* _What the task asks_:
Can you pull out each line of the data below that includes the word "this"?

***** Records to process

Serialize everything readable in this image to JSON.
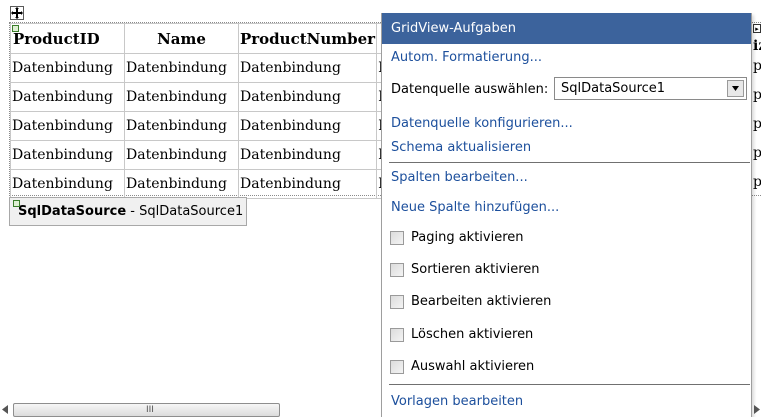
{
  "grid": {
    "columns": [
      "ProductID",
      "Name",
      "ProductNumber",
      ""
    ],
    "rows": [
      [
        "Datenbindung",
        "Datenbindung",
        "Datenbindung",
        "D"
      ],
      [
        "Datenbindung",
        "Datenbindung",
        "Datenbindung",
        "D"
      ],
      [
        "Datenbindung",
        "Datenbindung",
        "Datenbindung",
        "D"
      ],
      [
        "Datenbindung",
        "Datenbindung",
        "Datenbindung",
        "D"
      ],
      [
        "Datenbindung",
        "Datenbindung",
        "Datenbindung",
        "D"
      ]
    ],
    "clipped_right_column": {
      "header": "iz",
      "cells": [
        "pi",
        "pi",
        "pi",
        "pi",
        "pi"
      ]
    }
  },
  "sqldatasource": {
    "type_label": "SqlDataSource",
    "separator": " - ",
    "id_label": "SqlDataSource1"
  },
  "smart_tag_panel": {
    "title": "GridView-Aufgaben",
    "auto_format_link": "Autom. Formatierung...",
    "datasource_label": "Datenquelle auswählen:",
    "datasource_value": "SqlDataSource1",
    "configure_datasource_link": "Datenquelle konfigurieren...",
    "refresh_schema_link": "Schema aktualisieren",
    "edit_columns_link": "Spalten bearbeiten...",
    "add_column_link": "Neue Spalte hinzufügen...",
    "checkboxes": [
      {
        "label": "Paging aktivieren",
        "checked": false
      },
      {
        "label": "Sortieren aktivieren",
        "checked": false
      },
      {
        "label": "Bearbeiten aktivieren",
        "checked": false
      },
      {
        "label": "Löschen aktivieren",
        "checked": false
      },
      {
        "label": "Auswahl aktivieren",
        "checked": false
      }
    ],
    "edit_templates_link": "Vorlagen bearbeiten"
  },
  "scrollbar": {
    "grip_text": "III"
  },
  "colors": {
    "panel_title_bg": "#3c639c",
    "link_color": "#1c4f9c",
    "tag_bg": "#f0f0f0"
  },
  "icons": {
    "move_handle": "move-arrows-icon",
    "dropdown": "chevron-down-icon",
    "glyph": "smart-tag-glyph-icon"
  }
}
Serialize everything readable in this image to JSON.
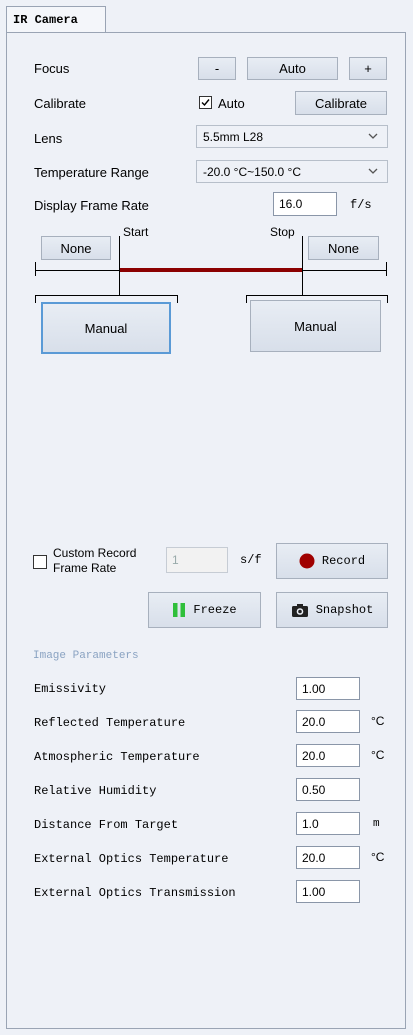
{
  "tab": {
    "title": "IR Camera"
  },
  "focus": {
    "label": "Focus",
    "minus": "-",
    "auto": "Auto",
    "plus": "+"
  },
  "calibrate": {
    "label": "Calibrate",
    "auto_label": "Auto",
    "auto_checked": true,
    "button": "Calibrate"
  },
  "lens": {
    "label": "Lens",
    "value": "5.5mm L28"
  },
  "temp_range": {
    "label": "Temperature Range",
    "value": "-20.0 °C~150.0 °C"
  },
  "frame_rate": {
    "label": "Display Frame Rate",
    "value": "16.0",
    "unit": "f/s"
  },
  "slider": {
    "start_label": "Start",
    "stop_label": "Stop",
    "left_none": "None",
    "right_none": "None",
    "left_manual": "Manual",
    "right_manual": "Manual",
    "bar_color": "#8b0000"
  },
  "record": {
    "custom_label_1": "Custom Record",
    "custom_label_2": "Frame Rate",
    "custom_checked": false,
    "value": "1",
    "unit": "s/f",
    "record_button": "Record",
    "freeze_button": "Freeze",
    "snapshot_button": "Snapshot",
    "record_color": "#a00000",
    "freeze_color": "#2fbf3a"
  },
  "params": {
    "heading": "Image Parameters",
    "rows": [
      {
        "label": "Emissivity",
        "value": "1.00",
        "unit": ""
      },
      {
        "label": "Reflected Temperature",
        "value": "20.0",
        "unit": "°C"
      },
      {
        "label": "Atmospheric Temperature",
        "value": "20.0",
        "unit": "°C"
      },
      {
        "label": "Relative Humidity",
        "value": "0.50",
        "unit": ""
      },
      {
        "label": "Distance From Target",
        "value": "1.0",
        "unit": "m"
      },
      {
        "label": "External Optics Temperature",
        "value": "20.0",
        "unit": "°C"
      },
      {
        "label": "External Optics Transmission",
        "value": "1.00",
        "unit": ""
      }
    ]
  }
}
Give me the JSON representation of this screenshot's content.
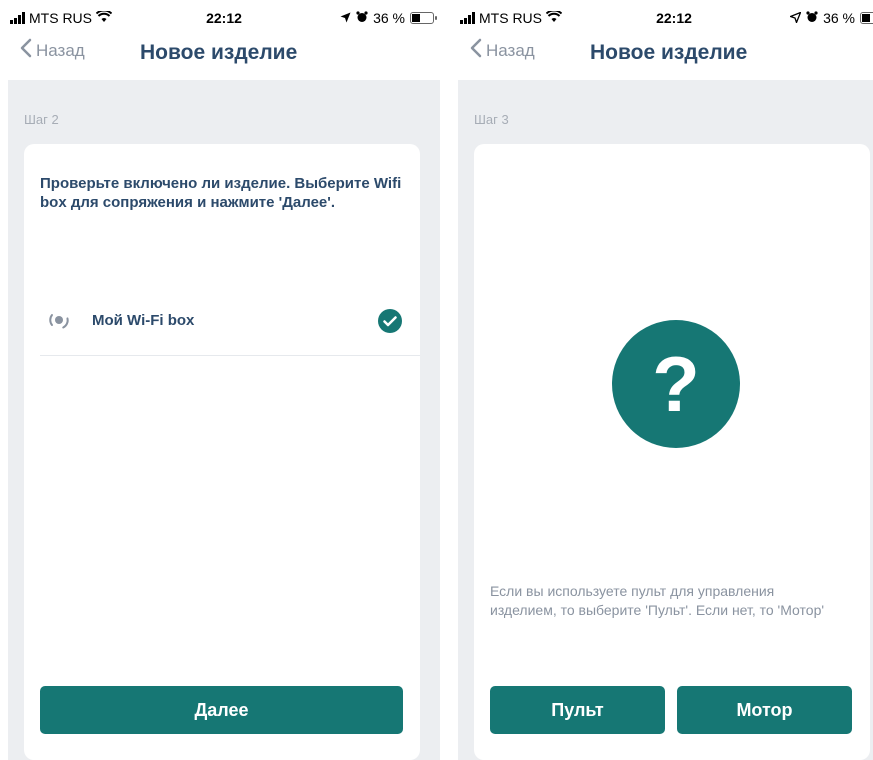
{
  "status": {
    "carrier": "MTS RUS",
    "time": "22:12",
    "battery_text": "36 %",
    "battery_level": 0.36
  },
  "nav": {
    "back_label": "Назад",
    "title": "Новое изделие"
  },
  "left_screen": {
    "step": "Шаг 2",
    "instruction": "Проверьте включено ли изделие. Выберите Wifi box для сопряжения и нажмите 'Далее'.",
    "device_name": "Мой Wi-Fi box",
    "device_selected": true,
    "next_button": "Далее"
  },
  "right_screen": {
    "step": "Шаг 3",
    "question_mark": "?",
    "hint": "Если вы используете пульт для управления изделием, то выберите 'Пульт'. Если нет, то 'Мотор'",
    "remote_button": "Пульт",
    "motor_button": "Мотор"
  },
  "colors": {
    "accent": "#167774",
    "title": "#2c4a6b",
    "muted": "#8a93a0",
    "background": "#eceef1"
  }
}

**********
***** Records to process

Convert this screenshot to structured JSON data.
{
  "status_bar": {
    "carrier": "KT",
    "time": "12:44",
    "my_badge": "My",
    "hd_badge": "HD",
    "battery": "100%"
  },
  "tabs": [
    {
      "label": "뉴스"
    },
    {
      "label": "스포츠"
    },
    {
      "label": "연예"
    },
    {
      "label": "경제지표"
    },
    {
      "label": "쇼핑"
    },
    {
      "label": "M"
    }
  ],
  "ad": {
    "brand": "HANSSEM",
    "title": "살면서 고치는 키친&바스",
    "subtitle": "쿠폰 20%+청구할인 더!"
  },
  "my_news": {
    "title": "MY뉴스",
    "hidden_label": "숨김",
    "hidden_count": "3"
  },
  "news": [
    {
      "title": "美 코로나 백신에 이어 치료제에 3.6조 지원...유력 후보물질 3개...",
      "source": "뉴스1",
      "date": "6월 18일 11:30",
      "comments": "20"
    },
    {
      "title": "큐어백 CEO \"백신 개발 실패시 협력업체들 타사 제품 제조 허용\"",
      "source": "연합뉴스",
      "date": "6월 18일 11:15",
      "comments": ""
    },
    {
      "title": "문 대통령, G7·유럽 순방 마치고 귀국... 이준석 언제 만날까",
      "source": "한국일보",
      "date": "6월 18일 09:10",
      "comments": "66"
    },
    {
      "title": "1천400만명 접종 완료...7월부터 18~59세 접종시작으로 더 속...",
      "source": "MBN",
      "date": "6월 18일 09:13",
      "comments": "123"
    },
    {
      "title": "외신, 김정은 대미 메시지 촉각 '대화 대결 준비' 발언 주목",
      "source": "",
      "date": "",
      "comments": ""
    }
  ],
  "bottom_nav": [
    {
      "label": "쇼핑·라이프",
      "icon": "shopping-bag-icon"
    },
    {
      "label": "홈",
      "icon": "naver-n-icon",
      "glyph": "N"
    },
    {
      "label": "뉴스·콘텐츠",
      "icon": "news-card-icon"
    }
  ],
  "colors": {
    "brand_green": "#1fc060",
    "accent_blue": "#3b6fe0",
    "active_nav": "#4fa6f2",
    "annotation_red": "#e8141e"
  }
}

**********

* _The reply_:
Serialize everything readable in this image to JSON.
Serialize everything readable in this image to JSON.
Give me the JSON representation of this screenshot's content.
Convert this screenshot to structured JSON data.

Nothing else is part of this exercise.